**Aim of the exercise:** Below is a listing; copy all of it exactly.

[Saved data entries]
START
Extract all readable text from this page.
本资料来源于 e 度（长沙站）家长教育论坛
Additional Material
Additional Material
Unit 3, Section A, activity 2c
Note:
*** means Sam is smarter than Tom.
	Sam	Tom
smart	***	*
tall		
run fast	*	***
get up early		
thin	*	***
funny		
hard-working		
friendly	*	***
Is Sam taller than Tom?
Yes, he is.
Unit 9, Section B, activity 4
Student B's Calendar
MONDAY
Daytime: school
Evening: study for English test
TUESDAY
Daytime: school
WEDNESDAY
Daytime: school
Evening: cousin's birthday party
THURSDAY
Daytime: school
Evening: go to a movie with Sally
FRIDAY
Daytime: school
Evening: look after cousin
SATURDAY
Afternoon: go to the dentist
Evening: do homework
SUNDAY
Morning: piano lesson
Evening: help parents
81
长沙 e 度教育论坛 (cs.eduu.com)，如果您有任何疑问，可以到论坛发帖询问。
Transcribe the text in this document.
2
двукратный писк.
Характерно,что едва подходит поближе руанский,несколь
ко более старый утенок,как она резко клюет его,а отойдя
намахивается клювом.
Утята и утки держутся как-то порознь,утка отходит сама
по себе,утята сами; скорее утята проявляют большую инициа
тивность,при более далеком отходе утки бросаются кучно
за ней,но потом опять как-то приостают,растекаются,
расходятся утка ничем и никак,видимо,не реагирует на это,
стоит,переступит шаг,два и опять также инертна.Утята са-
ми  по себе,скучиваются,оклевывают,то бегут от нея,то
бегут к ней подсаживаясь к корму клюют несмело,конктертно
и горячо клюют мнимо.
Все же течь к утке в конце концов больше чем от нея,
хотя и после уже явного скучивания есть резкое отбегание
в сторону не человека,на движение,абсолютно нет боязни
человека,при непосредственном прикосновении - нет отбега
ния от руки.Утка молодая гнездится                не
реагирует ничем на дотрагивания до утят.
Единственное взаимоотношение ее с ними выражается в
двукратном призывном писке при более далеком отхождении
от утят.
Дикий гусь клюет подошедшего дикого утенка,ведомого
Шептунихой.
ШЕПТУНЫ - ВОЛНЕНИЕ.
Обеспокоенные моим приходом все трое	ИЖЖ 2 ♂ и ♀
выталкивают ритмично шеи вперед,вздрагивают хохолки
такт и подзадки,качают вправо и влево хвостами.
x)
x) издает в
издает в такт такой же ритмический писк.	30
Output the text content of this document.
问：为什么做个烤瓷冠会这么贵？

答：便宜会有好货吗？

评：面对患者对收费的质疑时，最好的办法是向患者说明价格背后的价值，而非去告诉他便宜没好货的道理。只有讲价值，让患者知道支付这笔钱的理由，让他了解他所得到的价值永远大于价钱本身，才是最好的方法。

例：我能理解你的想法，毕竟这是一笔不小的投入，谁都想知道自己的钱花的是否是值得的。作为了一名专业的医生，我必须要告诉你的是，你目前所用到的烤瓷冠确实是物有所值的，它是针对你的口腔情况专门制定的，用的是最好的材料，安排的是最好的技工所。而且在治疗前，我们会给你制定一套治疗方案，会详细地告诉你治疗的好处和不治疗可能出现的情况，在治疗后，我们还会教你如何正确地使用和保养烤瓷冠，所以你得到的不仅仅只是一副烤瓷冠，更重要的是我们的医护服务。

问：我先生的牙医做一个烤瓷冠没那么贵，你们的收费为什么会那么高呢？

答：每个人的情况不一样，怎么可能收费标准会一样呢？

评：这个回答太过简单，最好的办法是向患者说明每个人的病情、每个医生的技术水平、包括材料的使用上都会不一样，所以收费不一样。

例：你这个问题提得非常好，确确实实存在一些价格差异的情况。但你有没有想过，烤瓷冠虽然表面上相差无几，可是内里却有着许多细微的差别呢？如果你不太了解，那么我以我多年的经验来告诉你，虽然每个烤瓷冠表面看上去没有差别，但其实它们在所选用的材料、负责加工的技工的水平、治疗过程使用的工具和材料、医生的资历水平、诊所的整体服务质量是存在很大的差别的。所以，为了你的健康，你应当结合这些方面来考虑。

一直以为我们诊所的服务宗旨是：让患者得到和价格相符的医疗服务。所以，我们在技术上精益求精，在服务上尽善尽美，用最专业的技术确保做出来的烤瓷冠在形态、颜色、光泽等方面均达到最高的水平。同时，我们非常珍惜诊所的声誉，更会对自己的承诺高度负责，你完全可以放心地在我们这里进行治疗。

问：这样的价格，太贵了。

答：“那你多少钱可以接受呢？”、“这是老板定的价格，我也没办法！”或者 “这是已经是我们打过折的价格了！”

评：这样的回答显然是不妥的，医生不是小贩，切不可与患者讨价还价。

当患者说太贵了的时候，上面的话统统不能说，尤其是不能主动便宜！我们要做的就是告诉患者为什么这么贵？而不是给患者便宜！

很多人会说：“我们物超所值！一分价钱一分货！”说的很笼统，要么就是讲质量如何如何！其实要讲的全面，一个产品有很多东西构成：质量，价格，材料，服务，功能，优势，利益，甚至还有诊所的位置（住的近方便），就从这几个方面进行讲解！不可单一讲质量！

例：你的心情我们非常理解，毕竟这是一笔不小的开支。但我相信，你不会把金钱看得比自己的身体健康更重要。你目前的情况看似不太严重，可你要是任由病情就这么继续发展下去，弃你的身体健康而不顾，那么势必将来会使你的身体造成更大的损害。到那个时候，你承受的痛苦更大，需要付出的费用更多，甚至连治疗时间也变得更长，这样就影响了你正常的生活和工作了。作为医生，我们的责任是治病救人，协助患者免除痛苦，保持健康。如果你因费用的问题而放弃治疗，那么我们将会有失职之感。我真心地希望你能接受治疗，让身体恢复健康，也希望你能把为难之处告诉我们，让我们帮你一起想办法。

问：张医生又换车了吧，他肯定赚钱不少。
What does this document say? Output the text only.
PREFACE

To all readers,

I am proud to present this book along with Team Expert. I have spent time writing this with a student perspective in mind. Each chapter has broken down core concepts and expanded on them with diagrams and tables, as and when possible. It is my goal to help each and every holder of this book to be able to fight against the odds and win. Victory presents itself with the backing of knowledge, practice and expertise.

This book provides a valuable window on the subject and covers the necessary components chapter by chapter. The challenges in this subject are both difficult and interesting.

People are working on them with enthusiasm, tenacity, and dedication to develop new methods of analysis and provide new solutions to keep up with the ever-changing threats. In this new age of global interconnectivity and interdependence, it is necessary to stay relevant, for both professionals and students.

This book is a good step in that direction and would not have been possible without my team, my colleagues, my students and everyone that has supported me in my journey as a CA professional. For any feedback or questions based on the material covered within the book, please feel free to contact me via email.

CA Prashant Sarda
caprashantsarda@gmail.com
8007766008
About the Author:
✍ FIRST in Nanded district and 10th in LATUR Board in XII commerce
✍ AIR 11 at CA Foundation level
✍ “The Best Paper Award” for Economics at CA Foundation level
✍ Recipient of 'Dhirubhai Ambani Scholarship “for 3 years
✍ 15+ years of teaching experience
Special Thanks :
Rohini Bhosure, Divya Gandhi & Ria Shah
END
**Complete response:**
Extract all readable text from this page.
本资料来源于 e 度（长沙站）家长教育论坛
Additional Material
Additional Material
Unit 3, Section A, activity 2c
Note:
*** means Sam is smarter than Tom.
	Sam	Tom
smart	***	*
tall		
run fast	*	***
get up early		
thin	*	***
funny		
hard-working		
friendly	*	***
Is Sam taller than Tom?
Yes, he is.
Unit 9, Section B, activity 4
Student B's Calendar
MONDAY
Daytime: school
Evening: study for English test
TUESDAY
Daytime: school
WEDNESDAY
Daytime: school
Evening: cousin's birthday party
THURSDAY
Daytime: school
Evening: go to a movie with Sally
FRIDAY
Daytime: school
Evening: look after cousin
SATURDAY
Afternoon: go to the dentist
Evening: do homework
SUNDAY
Morning: piano lesson
Evening: help parents
81
长沙 e 度教育论坛 (cs.eduu.com)，如果您有任何疑问，可以到论坛发帖询问。
Transcribe the text in this document.
2
двукратный писк.
Характерно,что едва подходит поближе руанский,несколь
ко более старый утенок,как она резко клюет его,а отойдя
намахивается клювом.
Утята и утки держутся как-то порознь,утка отходит сама
по себе,утята сами; скорее утята проявляют большую инициа
тивность,при более далеком отходе утки бросаются кучно
за ней,но потом опять как-то приостают,растекаются,
расходятся утка ничем и никак,видимо,не реагирует на это,
стоит,переступит шаг,два и опять также инертна.Утята са-
ми  по себе,скучиваются,оклевывают,то бегут от нея,то
бегут к ней подсаживаясь к корму клюют несмело,конктертно
и горячо клюют мнимо.
Все же течь к утке в конце концов больше чем от нея,
хотя и после уже явного скучивания есть резкое отбегание
в сторону не человека,на движение,абсолютно нет боязни
человека,при непосредственном прикосновении - нет отбега
ния от руки.Утка молодая гнездится                не
реагирует ничем на дотрагивания до утят.
Единственное взаимоотношение ее с ними выражается в
двукратном призывном писке при более далеком отхождении
от утят.
Дикий гусь клюет подошедшего дикого утенка,ведомого
Шептунихой.
ШЕПТУНЫ - ВОЛНЕНИЕ.
Обеспокоенные моим приходом все трое	ИЖЖ 2 ♂ и ♀
выталкивают ритмично шеи вперед,вздрагивают хохолки
такт и подзадки,качают вправо и влево хвостами.
x)
x) издает в
издает в такт такой же ритмический писк.	30
Output the text content of this document.
问：为什么做个烤瓷冠会这么贵？

答：便宜会有好货吗？

评：面对患者对收费的质疑时，最好的办法是向患者说明价格背后的价值，而非去告诉他便宜没好货的道理。只有讲价值，让患者知道支付这笔钱的理由，让他了解他所得到的价值永远大于价钱本身，才是最好的方法。

例：我能理解你的想法，毕竟这是一笔不小的投入，谁都想知道自己的钱花的是否是值得的。作为了一名专业的医生，我必须要告诉你的是，你目前所用到的烤瓷冠确实是物有所值的，它是针对你的口腔情况专门制定的，用的是最好的材料，安排的是最好的技工所。而且在治疗前，我们会给你制定一套治疗方案，会详细地告诉你治疗的好处和不治疗可能出现的情况，在治疗后，我们还会教你如何正确地使用和保养烤瓷冠，所以你得到的不仅仅只是一副烤瓷冠，更重要的是我们的医护服务。

问：我先生的牙医做一个烤瓷冠没那么贵，你们的收费为什么会那么高呢？

答：每个人的情况不一样，怎么可能收费标准会一样呢？

评：这个回答太过简单，最好的办法是向患者说明每个人的病情、每个医生的技术水平、包括材料的使用上都会不一样，所以收费不一样。

例：你这个问题提得非常好，确确实实存在一些价格差异的情况。但你有没有想过，烤瓷冠虽然表面上相差无几，可是内里却有着许多细微的差别呢？如果你不太了解，那么我以我多年的经验来告诉你，虽然每个烤瓷冠表面看上去没有差别，但其实它们在所选用的材料、负责加工的技工的水平、治疗过程使用的工具和材料、医生的资历水平、诊所的整体服务质量是存在很大的差别的。所以，为了你的健康，你应当结合这些方面来考虑。

一直以为我们诊所的服务宗旨是：让患者得到和价格相符的医疗服务。所以，我们在技术上精益求精，在服务上尽善尽美，用最专业的技术确保做出来的烤瓷冠在形态、颜色、光泽等方面均达到最高的水平。同时，我们非常珍惜诊所的声誉，更会对自己的承诺高度负责，你完全可以放心地在我们这里进行治疗。

问：这样的价格，太贵了。

答：“那你多少钱可以接受呢？”、“这是老板定的价格，我也没办法！”或者 “这是已经是我们打过折的价格了！”

评：这样的回答显然是不妥的，医生不是小贩，切不可与患者讨价还价。

当患者说太贵了的时候，上面的话统统不能说，尤其是不能主动便宜！我们要做的就是告诉患者为什么这么贵？而不是给患者便宜！

很多人会说：“我们物超所值！一分价钱一分货！”说的很笼统，要么就是讲质量如何如何！其实要讲的全面，一个产品有很多东西构成：质量，价格，材料，服务，功能，优势，利益，甚至还有诊所的位置（住的近方便），就从这几个方面进行讲解！不可单一讲质量！

例：你的心情我们非常理解，毕竟这是一笔不小的开支。但我相信，你不会把金钱看得比自己的身体健康更重要。你目前的情况看似不太严重，可你要是任由病情就这么继续发展下去，弃你的身体健康而不顾，那么势必将来会使你的身体造成更大的损害。到那个时候，你承受的痛苦更大，需要付出的费用更多，甚至连治疗时间也变得更长，这样就影响了你正常的生活和工作了。作为医生，我们的责任是治病救人，协助患者免除痛苦，保持健康。如果你因费用的问题而放弃治疗，那么我们将会有失职之感。我真心地希望你能接受治疗，让身体恢复健康，也希望你能把为难之处告诉我们，让我们帮你一起想办法。

问：张医生又换车了吧，他肯定赚钱不少。
What does this document say? Output the text only.
PREFACE

To all readers,

I am proud to present this book along with Team Expert. I have spent time writing this with a student perspective in mind. Each chapter has broken down core concepts and expanded on them with diagrams and tables, as and when possible. It is my goal to help each and every holder of this book to be able to fight against the odds and win. Victory presents itself with the backing of knowledge, practice and expertise.

This book provides a valuable window on the subject and covers the necessary components chapter by chapter. The challenges in this subject are both difficult and interesting.

People are working on them with enthusiasm, tenacity, and dedication to develop new methods of analysis and provide new solutions to keep up with the ever-changing threats. In this new age of global interconnectivity and interdependence, it is necessary to stay relevant, for both professionals and students.

This book is a good step in that direction and would not have been possible without my team, my colleagues, my students and everyone that has supported me in my journey as a CA professional. For any feedback or questions based on the material covered within the book, please feel free to contact me via email.

CA Prashant Sarda
caprashantsarda@gmail.com
8007766008
About the Author:
✍ FIRST in Nanded district and 10th in LATUR Board in XII commerce
✍ AIR 11 at CA Foundation level
✍ “The Best Paper Award” for Economics at CA Foundation level
✍ Recipient of 'Dhirubhai Ambani Scholarship “for 3 years
✍ 15+ years of teaching experience
Special Thanks :
Rohini Bhosure, Divya Gandhi & Ria Shah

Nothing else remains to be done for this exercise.